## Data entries

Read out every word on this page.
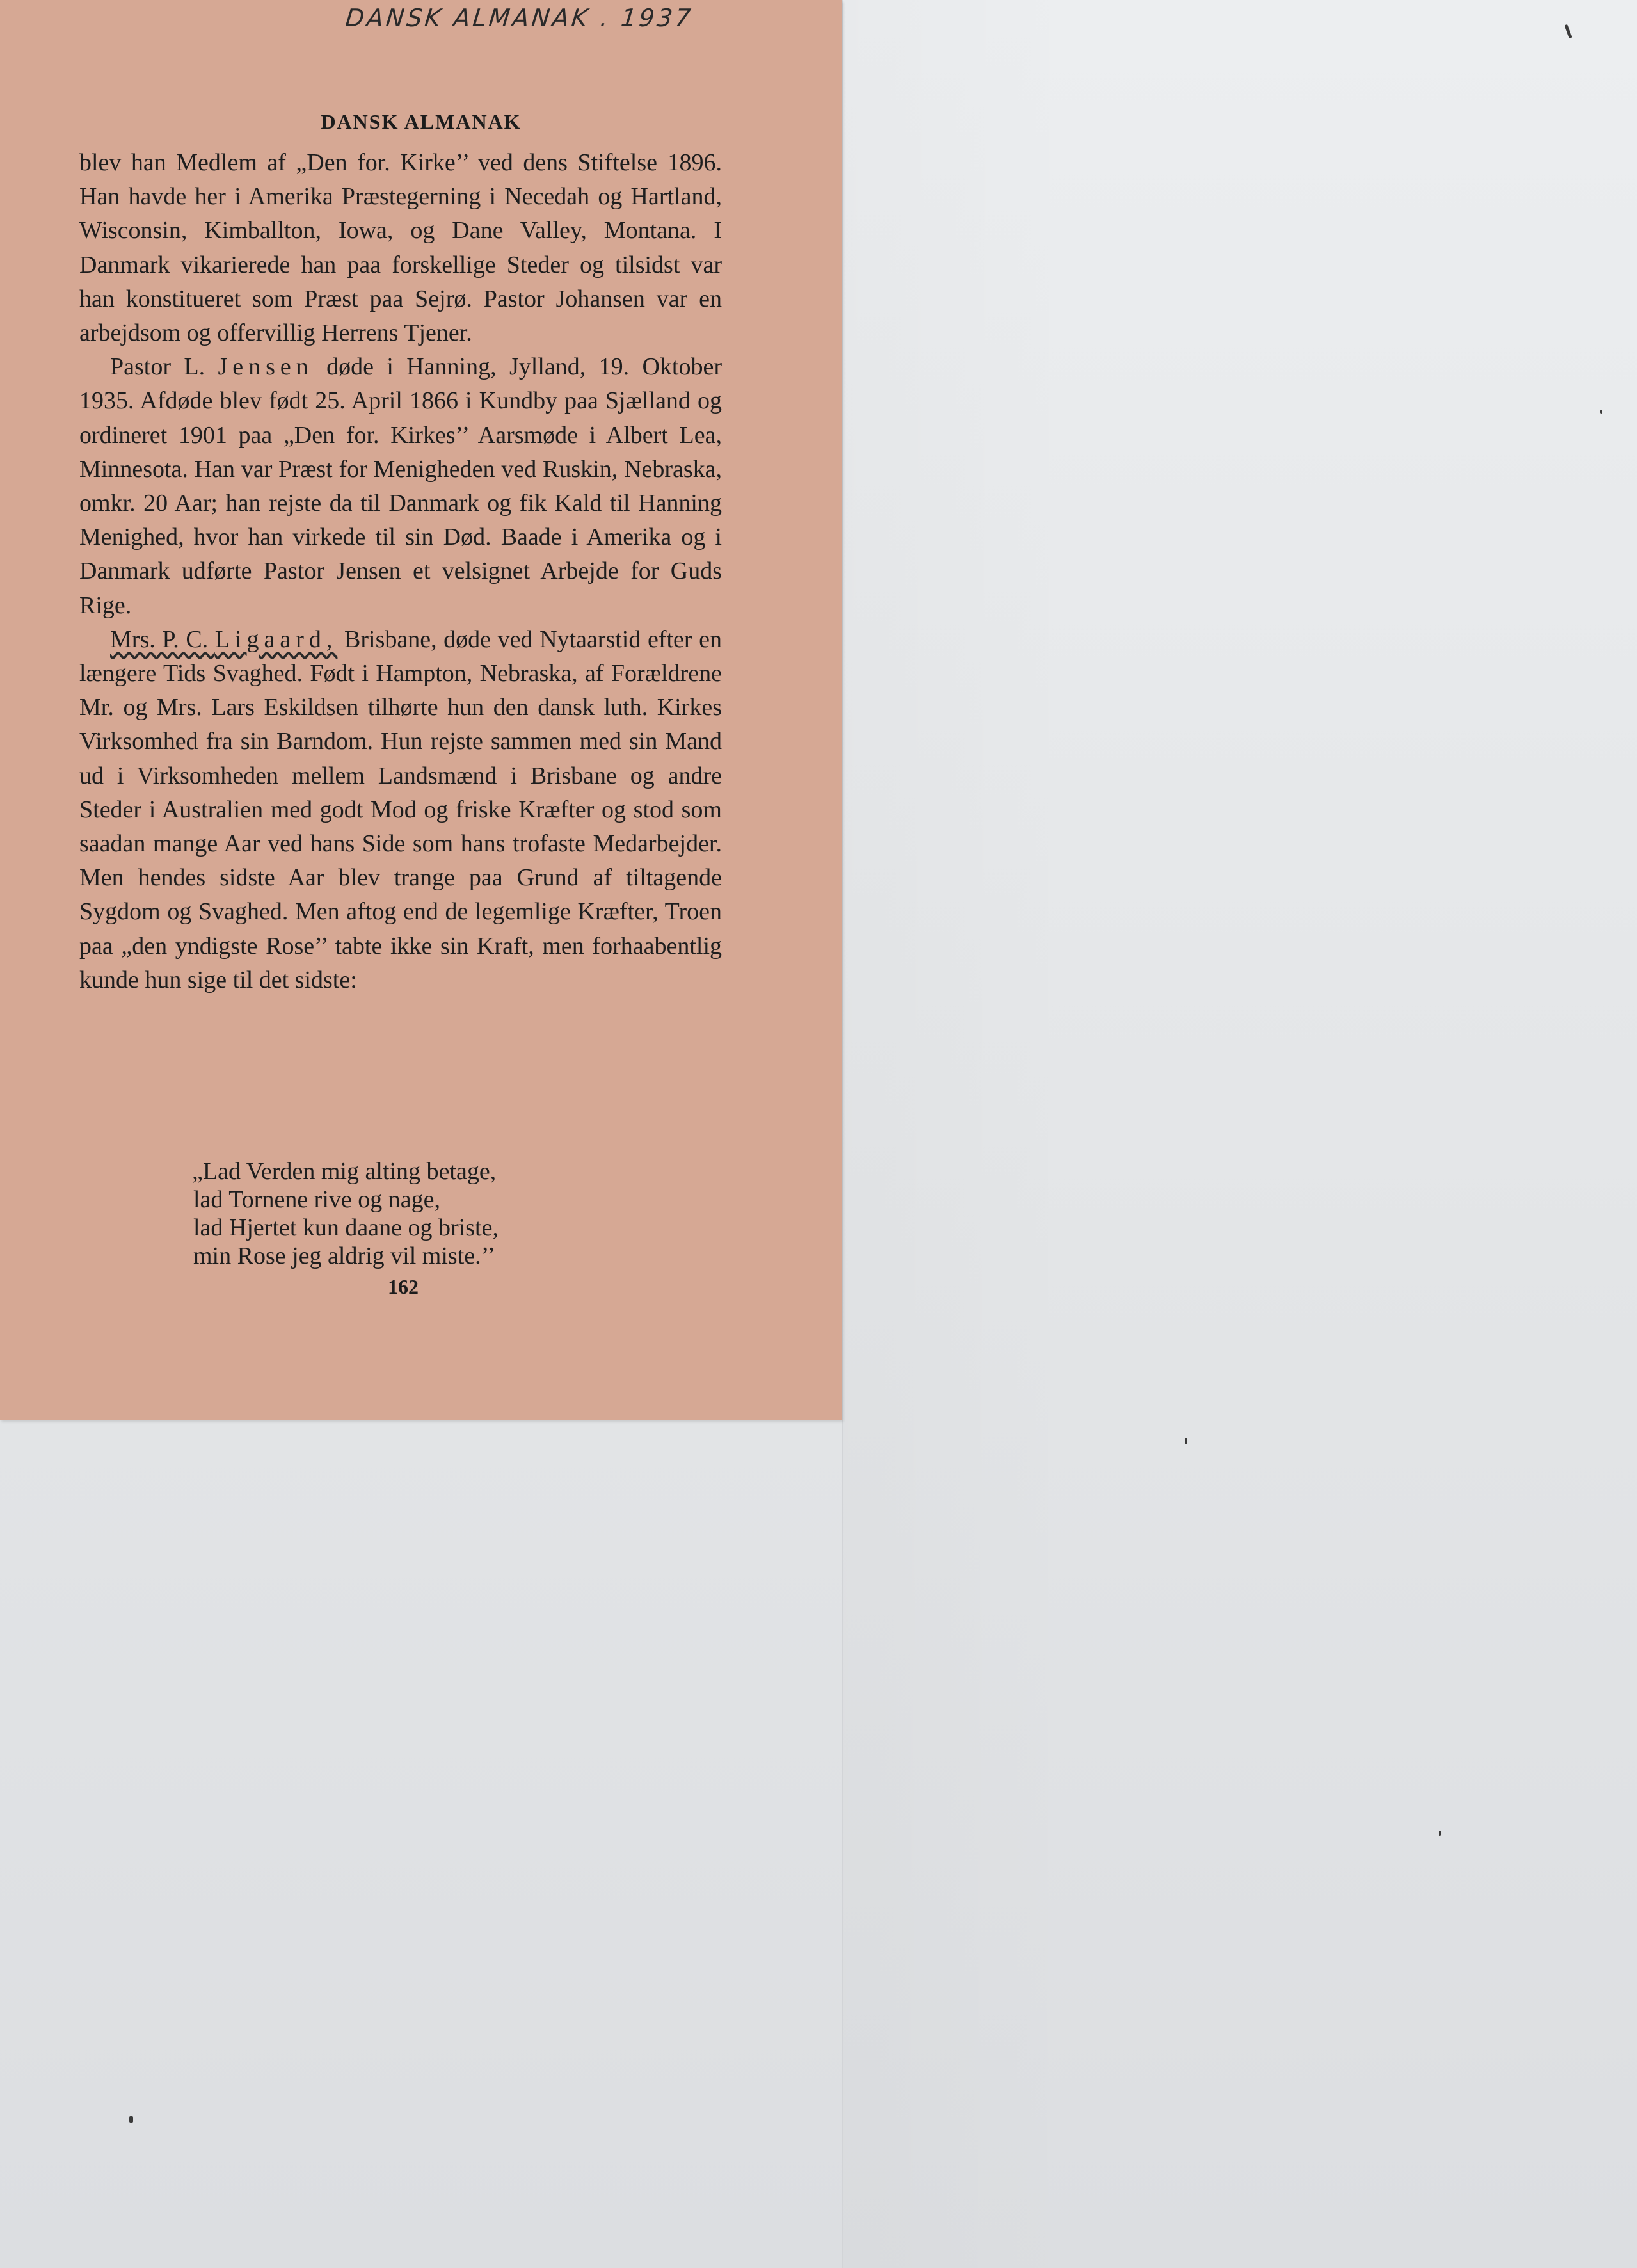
DANSK ALMANAK . 1937
DANSK ALMANAK

blev han Medlem af „Den for. Kirke’’ ved dens Stiftelse 1896. Han havde her i Amerika Præstegerning i Necedah og Hartland, Wisconsin, Kimballton, Iowa, og Dane Valley, Montana. I Danmark vikarierede han paa forskellige Steder og tilsidst var han konstitueret som Præst paa Sejrø. Pastor Johansen var en arbejdsom og offervillig Herrens Tjener.

Pastor L. Jensen døde i Hanning, Jylland, 19. Oktober 1935. Afdøde blev født 25. April 1866 i Kundby paa Sjælland og ordineret 1901 paa „Den for. Kirkes’’ Aarsmøde i Albert Lea, Minnesota. Han var Præst for Menigheden ved Ruskin, Nebraska, omkr. 20 Aar; han rejste da til Danmark og fik Kald til Hanning Menighed, hvor han virkede til sin Død. Baade i Amerika og i Danmark udførte Pastor Jensen et velsignet Arbejde for Guds Rige.

Mrs. P. C. Ligaard, Brisbane, døde ved Nytaarstid efter en længere Tids Svaghed. Født i Hampton, Nebraska, af Forældrene Mr. og Mrs. Lars Eskildsen tilhørte hun den dansk luth. Kirkes Virksomhed fra sin Barndom. Hun rejste sammen med sin Mand ud i Virksomheden mellem Landsmænd i Brisbane og andre Steder i Australien med godt Mod og friske Kræfter og stod som saadan mange Aar ved hans Side som hans trofaste Medarbejder. Men hendes sidste Aar blev trange paa Grund af tiltagende Sygdom og Svaghed. Men aftog end de legemlige Kræfter, Troen paa „den yndigste Rose’’ tabte ikke sin Kraft, men forhaabentlig kunde hun sige til det sidste:

„Lad Verden mig alting betage,
lad Tornene rive og nage,
lad Hjertet kun daane og briste,
min Rose jeg aldrig vil miste.’’
162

## Work required
Reproduce each entry precisely, dropping only the pictures.

## Exercise solution
Read out every word on this page.
DANSK ALMANAK . 1937
DANSK ALMANAK

blev han Medlem af „Den for. Kirke’’ ved dens Stiftelse 1896. Han havde her i Amerika Præstegerning i Necedah og Hartland, Wisconsin, Kimballton, Iowa, og Dane Valley, Montana. I Danmark vikarierede han paa forskellige Steder og tilsidst var han konstitueret som Præst paa Sejrø. Pastor Johansen var en arbejdsom og offervillig Herrens Tjener.

Pastor L. Jensen døde i Hanning, Jylland, 19. Oktober 1935. Afdøde blev født 25. April 1866 i Kundby paa Sjælland og ordineret 1901 paa „Den for. Kirkes’’ Aarsmøde i Albert Lea, Minnesota. Han var Præst for Menigheden ved Ruskin, Nebraska, omkr. 20 Aar; han rejste da til Danmark og fik Kald til Hanning Menighed, hvor han virkede til sin Død. Baade i Amerika og i Danmark udførte Pastor Jensen et velsignet Arbejde for Guds Rige.

Mrs. P. C. Ligaard, Brisbane, døde ved Nytaarstid efter en længere Tids Svaghed. Født i Hampton, Nebraska, af Forældrene Mr. og Mrs. Lars Eskildsen tilhørte hun den dansk luth. Kirkes Virksomhed fra sin Barndom. Hun rejste sammen med sin Mand ud i Virksomheden mellem Landsmænd i Brisbane og andre Steder i Australien med godt Mod og friske Kræfter og stod som saadan mange Aar ved hans Side som hans trofaste Medarbejder. Men hendes sidste Aar blev trange paa Grund af tiltagende Sygdom og Svaghed. Men aftog end de legemlige Kræfter, Troen paa „den yndigste Rose’’ tabte ikke sin Kraft, men forhaabentlig kunde hun sige til det sidste:

„Lad Verden mig alting betage,
lad Tornene rive og nage,
lad Hjertet kun daane og briste,
min Rose jeg aldrig vil miste.’’
162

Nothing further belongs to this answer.